* [Instructions to follow] The records below must be retyped exactly.

Stored data:
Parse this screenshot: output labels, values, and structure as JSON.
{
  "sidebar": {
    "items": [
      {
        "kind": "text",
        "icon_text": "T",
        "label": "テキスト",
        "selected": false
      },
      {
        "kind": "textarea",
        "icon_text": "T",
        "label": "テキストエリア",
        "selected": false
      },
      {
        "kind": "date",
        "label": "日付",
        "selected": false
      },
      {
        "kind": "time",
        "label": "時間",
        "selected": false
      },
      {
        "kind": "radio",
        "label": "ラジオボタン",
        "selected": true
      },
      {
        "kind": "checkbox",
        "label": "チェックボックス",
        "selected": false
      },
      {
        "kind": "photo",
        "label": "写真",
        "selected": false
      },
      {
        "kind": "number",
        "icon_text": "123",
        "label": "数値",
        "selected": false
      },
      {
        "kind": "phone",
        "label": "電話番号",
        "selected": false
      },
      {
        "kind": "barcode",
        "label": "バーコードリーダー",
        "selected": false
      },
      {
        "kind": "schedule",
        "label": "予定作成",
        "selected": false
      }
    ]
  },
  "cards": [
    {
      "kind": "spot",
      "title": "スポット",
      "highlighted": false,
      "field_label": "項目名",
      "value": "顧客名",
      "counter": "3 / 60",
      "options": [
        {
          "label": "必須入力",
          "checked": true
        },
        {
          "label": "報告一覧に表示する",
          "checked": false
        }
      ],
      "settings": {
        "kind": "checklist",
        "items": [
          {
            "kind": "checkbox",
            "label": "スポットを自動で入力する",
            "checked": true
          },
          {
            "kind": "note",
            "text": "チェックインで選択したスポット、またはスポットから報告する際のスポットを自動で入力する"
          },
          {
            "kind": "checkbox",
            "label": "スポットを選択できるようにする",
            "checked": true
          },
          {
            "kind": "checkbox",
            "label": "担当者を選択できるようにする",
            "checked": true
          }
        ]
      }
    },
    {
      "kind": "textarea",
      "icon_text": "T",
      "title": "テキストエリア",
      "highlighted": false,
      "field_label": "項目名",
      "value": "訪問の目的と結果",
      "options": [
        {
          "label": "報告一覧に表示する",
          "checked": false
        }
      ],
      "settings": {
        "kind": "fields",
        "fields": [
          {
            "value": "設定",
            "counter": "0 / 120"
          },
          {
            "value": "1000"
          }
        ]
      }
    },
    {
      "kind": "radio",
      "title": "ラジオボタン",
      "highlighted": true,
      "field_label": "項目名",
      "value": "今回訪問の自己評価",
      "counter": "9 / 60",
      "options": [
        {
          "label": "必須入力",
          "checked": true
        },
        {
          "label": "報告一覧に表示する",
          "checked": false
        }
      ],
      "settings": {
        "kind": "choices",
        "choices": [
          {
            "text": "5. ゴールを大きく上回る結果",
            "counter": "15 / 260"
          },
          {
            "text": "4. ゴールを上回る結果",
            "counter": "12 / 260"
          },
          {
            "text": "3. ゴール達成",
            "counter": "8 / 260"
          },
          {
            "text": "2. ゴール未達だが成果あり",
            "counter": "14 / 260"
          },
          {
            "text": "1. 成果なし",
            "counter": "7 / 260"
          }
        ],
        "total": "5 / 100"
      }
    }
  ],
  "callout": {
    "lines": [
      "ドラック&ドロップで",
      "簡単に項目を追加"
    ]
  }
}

* [Written answer]
Parse this screenshot: output labels, values, and structure as JSON.
{
  "sidebar": {
    "items": [
      {
        "kind": "text",
        "icon_text": "T",
        "label": "テキスト",
        "selected": false
      },
      {
        "kind": "textarea",
        "icon_text": "T",
        "label": "テキストエリア",
        "selected": false
      },
      {
        "kind": "date",
        "label": "日付",
        "selected": false
      },
      {
        "kind": "time",
        "label": "時間",
        "selected": false
      },
      {
        "kind": "radio",
        "label": "ラジオボタン",
        "selected": true
      },
      {
        "kind": "checkbox",
        "label": "チェックボックス",
        "selected": false
      },
      {
        "kind": "photo",
        "label": "写真",
        "selected": false
      },
      {
        "kind": "number",
        "icon_text": "123",
        "label": "数値",
        "selected": false
      },
      {
        "kind": "phone",
        "label": "電話番号",
        "selected": false
      },
      {
        "kind": "barcode",
        "label": "バーコードリーダー",
        "selected": false
      },
      {
        "kind": "schedule",
        "label": "予定作成",
        "selected": false
      }
    ]
  },
  "cards": [
    {
      "kind": "spot",
      "title": "スポット",
      "highlighted": false,
      "field_label": "項目名",
      "value": "顧客名",
      "counter": "3 / 60",
      "options": [
        {
          "label": "必須入力",
          "checked": true
        },
        {
          "label": "報告一覧に表示する",
          "checked": false
        }
      ],
      "settings": {
        "kind": "checklist",
        "items": [
          {
            "kind": "checkbox",
            "label": "スポットを自動で入力する",
            "checked": true
          },
          {
            "kind": "note",
            "text": "チェックインで選択したスポット、またはスポットから報告する際のスポットを自動で入力する"
          },
          {
            "kind": "checkbox",
            "label": "スポットを選択できるようにする",
            "checked": true
          },
          {
            "kind": "checkbox",
            "label": "担当者を選択できるようにする",
            "checked": true
          }
        ]
      }
    },
    {
      "kind": "textarea",
      "icon_text": "T",
      "title": "テキストエリア",
      "highlighted": false,
      "field_label": "項目名",
      "value": "訪問の目的と結果",
      "options": [
        {
          "label": "報告一覧に表示する",
          "checked": false
        }
      ],
      "settings": {
        "kind": "fields",
        "fields": [
          {
            "value": "設定",
            "counter": "0 / 120"
          },
          {
            "value": "1000"
          }
        ]
      }
    },
    {
      "kind": "radio",
      "title": "ラジオボタン",
      "highlighted": true,
      "field_label": "項目名",
      "value": "今回訪問の自己評価",
      "counter": "9 / 60",
      "options": [
        {
          "label": "必須入力",
          "checked": true
        },
        {
          "label": "報告一覧に表示する",
          "checked": false
        }
      ],
      "settings": {
        "kind": "choices",
        "choices": [
          {
            "text": "5. ゴールを大きく上回る結果",
            "counter": "15 / 260"
          },
          {
            "text": "4. ゴールを上回る結果",
            "counter": "12 / 260"
          },
          {
            "text": "3. ゴール達成",
            "counter": "8 / 260"
          },
          {
            "text": "2. ゴール未達だが成果あり",
            "counter": "14 / 260"
          },
          {
            "text": "1. 成果なし",
            "counter": "7 / 260"
          }
        ],
        "total": "5 / 100"
      }
    }
  ],
  "callout": {
    "lines": [
      "ドラック&ドロップで",
      "簡単に項目を追加"
    ]
  }
}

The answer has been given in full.